Each line containing the word "login" must be collected.
===============
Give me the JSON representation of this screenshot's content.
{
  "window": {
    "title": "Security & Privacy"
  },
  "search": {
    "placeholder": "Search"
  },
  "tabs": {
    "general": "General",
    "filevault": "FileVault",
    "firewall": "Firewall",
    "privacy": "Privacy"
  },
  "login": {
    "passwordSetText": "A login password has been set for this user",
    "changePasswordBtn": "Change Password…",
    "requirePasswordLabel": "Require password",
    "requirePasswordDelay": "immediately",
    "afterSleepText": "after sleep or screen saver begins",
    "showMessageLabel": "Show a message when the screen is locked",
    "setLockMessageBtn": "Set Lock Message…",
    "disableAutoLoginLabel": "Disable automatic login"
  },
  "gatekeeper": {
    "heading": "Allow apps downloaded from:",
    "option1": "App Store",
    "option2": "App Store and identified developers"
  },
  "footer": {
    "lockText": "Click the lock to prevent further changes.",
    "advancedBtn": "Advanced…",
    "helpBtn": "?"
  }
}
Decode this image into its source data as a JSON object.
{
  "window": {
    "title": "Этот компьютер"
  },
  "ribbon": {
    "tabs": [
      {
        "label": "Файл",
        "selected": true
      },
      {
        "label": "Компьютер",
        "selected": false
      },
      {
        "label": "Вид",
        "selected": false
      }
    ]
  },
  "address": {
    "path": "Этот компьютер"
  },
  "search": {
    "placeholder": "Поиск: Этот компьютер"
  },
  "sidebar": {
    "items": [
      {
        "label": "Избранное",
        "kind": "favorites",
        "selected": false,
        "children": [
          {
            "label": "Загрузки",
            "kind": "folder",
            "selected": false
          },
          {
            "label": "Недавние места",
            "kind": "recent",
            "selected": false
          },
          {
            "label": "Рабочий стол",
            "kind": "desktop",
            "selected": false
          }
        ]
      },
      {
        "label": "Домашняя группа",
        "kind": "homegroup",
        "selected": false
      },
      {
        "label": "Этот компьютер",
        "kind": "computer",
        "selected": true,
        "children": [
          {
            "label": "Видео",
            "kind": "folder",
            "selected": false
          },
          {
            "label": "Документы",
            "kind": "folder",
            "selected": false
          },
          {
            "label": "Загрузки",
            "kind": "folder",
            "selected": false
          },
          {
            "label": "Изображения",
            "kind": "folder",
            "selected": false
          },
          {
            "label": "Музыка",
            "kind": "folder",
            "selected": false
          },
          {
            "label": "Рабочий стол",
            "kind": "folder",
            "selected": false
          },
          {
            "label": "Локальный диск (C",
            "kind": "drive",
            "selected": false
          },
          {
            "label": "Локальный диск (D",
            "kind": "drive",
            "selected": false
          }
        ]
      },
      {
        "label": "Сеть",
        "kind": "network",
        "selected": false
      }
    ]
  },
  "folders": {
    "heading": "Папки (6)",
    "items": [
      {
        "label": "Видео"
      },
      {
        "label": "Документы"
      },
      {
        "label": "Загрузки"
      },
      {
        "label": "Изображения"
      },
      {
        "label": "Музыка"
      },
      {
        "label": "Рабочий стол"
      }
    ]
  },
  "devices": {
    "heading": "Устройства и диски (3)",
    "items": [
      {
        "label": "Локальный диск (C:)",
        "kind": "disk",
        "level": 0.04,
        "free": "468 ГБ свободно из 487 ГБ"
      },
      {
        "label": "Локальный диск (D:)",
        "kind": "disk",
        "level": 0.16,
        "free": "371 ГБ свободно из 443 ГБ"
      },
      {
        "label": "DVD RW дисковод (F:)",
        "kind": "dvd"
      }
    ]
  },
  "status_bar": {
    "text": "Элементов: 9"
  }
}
===============
(Response to the task)
  "login": {
    "passwordSetText": "A login password has been set for this user",
    "disableAutoLoginLabel": "Disable automatic login"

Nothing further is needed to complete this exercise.